== Aim ==
Go through the data below and gather each line containing "this".

== Supplied entries ==
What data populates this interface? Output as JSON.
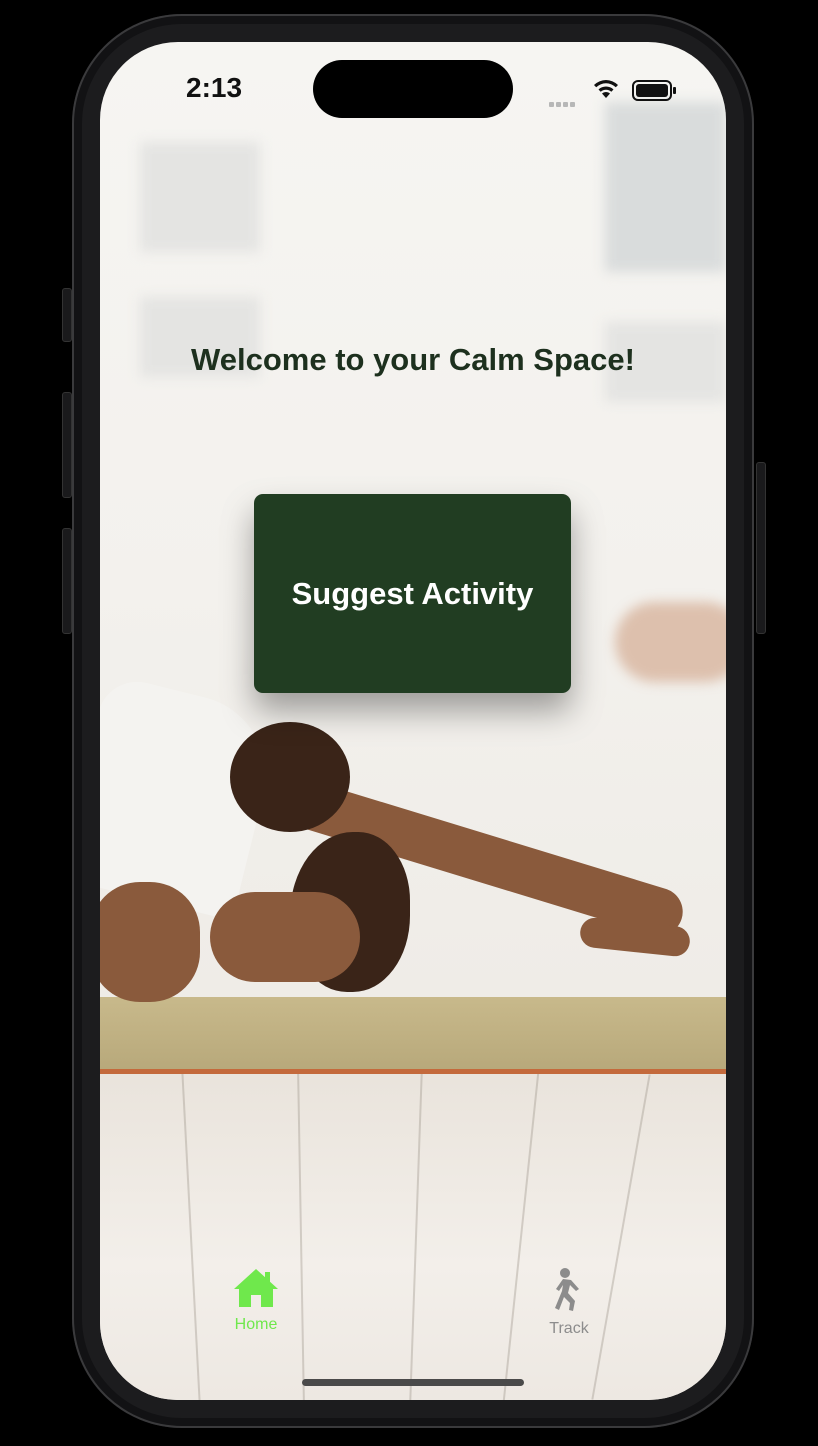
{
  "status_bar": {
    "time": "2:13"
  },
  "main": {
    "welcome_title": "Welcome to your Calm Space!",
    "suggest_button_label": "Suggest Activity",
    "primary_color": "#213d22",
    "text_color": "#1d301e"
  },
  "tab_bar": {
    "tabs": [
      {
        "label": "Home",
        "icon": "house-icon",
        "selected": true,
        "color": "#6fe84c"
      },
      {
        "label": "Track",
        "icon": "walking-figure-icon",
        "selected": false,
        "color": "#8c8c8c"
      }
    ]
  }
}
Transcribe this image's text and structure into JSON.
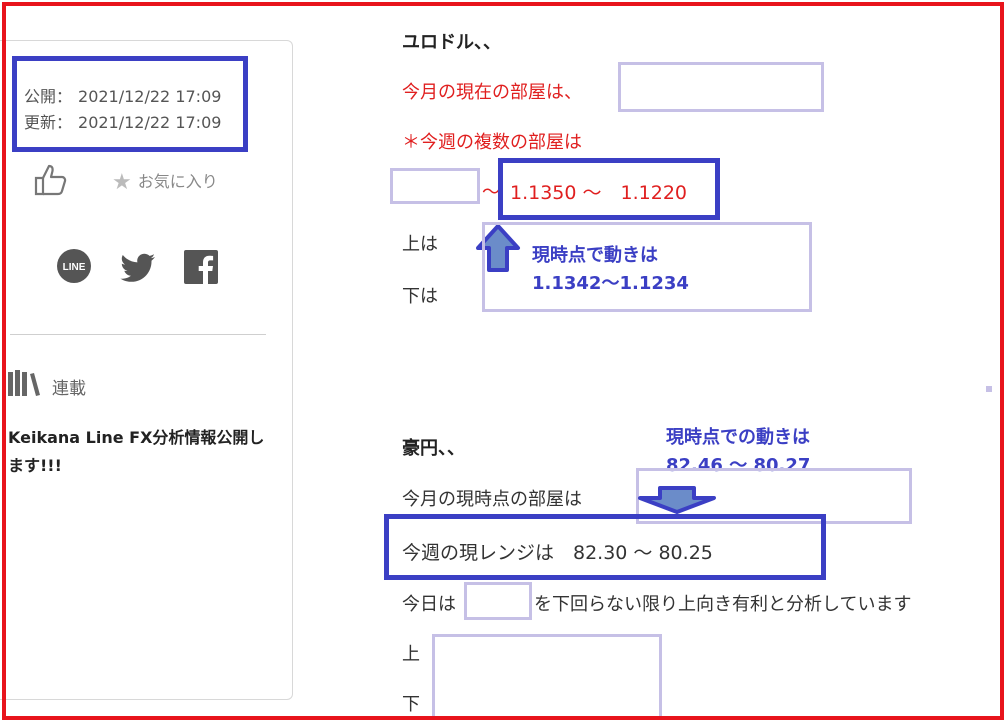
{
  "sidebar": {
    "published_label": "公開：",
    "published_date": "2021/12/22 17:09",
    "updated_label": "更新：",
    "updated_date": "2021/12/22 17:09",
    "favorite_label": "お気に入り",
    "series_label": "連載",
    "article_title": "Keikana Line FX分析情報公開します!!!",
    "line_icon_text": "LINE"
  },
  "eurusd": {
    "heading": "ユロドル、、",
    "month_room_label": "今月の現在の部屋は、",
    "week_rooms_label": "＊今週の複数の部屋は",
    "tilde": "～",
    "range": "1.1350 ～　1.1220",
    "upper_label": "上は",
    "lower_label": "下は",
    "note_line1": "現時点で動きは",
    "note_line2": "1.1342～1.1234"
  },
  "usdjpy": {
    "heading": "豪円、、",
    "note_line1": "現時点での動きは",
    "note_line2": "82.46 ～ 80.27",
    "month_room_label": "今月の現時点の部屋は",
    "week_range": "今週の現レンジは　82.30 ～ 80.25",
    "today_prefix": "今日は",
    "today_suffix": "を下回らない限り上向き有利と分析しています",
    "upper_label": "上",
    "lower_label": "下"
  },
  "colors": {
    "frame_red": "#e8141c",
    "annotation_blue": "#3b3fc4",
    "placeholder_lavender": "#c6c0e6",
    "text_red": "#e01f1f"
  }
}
--
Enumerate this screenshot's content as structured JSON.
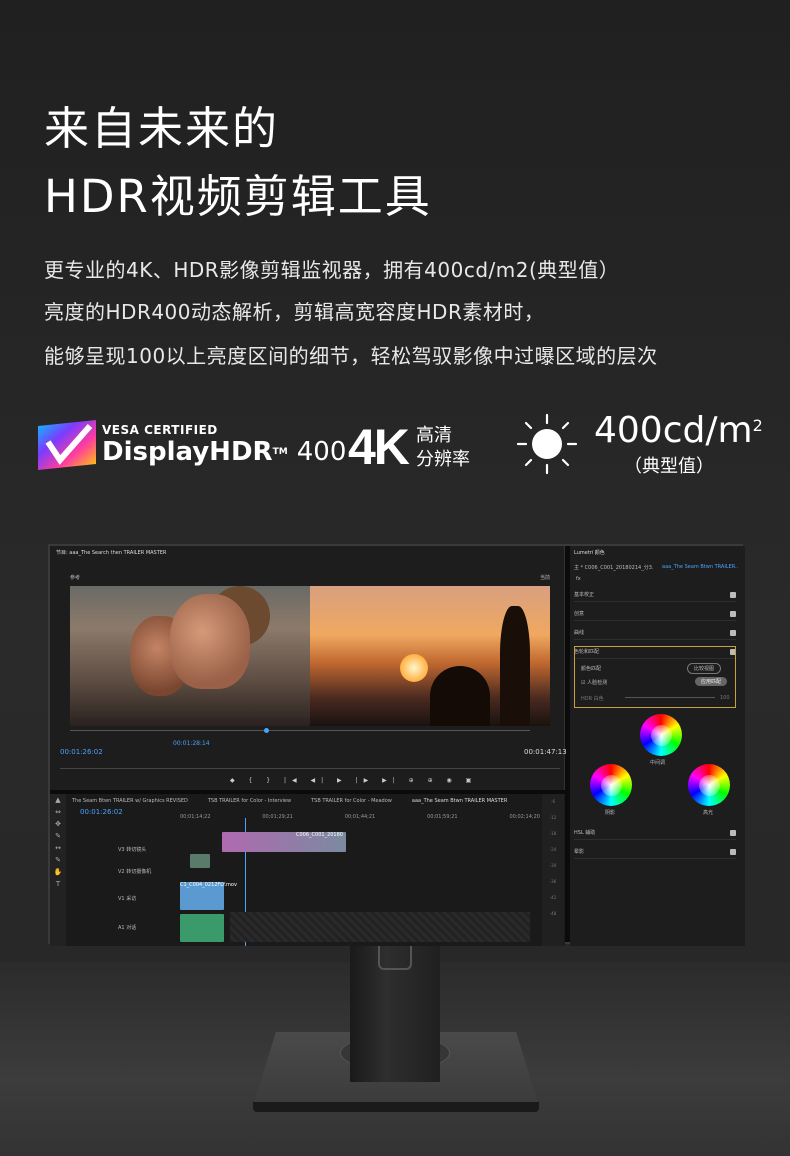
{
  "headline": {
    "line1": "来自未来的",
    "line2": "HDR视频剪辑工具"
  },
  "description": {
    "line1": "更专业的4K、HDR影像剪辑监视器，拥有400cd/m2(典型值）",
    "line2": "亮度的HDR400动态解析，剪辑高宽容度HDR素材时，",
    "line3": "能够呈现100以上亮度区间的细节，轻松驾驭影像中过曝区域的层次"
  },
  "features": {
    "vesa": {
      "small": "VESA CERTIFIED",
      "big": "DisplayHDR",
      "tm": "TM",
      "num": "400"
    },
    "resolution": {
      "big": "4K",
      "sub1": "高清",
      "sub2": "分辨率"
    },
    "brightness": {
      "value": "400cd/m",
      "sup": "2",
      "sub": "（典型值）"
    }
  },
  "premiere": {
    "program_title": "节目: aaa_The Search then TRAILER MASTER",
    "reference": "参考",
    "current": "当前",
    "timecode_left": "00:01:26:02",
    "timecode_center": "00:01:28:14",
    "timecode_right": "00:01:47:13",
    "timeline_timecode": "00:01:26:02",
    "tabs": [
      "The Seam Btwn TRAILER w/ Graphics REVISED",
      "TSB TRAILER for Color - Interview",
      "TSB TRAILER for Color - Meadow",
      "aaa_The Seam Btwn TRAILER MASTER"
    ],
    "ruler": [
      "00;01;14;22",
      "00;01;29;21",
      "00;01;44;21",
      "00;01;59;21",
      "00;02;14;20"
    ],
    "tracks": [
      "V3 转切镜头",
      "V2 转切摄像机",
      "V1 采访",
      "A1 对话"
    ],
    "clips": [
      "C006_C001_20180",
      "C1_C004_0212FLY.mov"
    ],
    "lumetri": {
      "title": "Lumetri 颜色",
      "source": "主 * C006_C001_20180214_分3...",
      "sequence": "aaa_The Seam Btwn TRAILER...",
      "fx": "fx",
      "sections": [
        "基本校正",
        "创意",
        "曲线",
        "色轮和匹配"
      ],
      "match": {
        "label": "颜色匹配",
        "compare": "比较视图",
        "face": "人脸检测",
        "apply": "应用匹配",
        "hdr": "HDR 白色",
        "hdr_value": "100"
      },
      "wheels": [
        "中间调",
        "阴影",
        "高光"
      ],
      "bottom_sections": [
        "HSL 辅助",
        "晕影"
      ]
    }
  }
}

== Written answer ==
What data populates this interface? Output as JSON.
Transcribe this image's text and structure into JSON.
Enumerate this screenshot's content as structured JSON.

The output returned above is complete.